Part of a data file
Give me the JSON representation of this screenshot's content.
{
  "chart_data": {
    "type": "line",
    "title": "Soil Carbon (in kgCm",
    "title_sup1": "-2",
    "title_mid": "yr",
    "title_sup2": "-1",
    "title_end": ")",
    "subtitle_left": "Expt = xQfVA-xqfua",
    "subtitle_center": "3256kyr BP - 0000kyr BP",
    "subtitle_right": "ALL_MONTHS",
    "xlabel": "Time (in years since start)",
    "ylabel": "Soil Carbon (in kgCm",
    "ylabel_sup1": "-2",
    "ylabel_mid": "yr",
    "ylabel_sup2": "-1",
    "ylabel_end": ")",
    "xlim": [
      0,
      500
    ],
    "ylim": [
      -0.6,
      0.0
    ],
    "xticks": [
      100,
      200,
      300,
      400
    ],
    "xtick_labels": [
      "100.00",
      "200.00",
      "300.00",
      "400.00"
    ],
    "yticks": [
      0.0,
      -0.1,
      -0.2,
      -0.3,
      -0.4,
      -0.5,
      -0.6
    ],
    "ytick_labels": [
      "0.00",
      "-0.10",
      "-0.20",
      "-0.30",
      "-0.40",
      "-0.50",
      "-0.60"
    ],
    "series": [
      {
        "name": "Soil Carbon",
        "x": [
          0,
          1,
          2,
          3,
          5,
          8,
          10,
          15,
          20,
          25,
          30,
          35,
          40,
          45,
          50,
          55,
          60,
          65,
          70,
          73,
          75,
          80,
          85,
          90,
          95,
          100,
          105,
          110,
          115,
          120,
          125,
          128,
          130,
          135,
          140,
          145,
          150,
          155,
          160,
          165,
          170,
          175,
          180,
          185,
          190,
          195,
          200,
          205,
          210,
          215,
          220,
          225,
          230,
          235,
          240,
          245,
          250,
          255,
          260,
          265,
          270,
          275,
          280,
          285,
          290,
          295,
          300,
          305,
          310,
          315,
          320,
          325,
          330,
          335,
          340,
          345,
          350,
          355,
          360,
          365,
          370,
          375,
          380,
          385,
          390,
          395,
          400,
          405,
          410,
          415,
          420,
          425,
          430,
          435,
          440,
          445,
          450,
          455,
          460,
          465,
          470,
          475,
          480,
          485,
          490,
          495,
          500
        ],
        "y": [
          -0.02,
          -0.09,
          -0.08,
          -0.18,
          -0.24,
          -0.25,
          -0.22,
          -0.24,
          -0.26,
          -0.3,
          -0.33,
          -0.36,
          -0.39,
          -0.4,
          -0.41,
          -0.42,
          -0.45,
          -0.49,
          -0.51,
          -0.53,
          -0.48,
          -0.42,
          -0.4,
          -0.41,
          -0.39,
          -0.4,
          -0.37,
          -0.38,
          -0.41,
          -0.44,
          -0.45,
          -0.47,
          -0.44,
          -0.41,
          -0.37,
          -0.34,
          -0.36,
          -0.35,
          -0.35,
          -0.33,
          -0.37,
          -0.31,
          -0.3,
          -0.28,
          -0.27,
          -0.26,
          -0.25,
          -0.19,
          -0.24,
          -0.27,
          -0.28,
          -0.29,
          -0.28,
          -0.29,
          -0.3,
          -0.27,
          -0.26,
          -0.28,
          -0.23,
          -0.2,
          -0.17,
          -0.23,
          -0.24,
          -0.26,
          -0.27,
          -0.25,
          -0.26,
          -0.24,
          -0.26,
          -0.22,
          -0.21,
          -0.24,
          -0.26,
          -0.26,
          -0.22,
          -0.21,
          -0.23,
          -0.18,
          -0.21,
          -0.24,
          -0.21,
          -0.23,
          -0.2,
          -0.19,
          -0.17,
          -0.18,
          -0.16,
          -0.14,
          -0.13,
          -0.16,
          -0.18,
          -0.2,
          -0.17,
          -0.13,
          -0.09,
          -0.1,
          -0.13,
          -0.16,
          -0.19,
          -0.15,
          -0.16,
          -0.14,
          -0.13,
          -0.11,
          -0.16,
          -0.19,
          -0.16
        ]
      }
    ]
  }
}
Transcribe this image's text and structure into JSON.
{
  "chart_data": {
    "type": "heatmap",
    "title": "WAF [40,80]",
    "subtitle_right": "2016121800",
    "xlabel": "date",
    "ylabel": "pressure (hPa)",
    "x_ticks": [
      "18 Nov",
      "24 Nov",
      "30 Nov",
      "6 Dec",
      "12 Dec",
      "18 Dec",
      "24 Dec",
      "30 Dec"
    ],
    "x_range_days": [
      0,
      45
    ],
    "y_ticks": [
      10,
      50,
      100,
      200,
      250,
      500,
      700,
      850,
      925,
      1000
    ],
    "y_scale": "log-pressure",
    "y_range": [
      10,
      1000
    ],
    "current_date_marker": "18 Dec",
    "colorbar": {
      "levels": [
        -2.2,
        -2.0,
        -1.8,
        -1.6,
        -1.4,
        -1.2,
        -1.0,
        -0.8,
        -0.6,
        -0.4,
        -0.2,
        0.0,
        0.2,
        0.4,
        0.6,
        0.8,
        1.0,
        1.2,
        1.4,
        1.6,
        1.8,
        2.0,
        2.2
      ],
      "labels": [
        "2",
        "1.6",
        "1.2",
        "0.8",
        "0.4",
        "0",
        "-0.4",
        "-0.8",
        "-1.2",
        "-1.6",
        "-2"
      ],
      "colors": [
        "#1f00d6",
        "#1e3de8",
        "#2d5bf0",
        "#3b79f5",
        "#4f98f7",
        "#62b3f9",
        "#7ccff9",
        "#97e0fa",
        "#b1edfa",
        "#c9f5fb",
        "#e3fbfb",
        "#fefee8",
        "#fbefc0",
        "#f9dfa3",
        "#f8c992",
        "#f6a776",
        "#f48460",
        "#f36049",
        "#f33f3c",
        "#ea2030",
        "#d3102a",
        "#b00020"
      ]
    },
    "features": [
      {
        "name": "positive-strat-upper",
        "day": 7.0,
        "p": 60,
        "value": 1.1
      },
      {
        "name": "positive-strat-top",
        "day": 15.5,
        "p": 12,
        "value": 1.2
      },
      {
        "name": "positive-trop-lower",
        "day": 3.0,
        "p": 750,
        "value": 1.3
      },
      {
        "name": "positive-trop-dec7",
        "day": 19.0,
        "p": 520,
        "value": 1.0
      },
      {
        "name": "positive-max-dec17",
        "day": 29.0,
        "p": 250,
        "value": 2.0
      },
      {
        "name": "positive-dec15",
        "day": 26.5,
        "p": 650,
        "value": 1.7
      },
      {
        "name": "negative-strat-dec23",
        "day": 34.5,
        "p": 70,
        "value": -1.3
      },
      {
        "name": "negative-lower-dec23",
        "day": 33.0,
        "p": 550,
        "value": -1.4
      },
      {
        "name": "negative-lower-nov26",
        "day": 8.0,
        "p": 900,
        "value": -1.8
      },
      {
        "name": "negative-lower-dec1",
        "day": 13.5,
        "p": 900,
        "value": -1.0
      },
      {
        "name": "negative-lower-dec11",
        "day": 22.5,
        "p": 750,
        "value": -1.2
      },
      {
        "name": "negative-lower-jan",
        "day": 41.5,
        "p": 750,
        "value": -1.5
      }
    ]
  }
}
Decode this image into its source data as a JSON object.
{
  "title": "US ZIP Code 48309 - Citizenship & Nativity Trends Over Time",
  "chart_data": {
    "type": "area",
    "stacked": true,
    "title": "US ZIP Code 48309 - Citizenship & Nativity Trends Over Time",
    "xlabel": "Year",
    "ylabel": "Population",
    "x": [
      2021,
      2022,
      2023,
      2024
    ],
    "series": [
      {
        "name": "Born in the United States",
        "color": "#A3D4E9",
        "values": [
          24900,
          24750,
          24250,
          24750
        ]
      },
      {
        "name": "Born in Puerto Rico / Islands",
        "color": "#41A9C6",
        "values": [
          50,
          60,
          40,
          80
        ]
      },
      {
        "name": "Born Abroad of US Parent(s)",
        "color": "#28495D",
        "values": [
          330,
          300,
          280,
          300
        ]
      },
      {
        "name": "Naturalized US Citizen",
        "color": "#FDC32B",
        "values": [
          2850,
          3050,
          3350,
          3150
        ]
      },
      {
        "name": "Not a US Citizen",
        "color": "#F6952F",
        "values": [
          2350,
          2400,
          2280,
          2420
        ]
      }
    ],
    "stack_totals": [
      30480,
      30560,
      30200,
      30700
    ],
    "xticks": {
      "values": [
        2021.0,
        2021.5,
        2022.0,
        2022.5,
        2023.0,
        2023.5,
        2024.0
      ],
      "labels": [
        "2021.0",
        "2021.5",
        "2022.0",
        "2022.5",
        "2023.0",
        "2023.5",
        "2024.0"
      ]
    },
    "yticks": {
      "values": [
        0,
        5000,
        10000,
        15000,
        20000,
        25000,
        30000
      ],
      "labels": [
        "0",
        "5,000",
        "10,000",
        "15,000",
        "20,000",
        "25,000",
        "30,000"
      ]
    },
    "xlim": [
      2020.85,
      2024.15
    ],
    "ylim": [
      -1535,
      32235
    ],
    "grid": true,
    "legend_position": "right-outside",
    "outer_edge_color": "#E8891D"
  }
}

Your goal
Collect each line holding the string "kgCm".

Full answer
    "title": "Soil Carbon (in kgCm",
    "ylabel": "Soil Carbon (in kgCm",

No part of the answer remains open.